Dataset items:
****************
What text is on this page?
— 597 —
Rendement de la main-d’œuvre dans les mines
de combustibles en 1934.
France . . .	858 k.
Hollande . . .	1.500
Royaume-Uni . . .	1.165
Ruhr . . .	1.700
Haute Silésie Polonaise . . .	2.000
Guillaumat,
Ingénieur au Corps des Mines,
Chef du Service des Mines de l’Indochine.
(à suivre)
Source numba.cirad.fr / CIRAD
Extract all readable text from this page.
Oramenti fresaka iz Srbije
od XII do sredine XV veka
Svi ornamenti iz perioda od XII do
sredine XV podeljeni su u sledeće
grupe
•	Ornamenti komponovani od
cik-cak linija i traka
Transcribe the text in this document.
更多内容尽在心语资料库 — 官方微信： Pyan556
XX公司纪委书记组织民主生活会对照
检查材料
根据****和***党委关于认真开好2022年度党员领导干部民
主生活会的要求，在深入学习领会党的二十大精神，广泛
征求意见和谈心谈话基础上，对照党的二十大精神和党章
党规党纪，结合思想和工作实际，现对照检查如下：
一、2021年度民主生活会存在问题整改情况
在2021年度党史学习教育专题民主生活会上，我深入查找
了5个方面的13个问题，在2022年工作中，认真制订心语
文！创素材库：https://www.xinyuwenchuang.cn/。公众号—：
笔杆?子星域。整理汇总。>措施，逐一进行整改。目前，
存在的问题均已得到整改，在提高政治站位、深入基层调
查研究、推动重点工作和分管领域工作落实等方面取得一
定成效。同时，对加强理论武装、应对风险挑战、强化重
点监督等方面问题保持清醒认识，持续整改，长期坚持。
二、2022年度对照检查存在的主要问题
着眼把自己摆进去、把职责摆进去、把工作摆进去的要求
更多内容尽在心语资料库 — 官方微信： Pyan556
****************
From the listing, copy every line where the string "page" appears.

What text is on this page?
Extract all readable text from this page.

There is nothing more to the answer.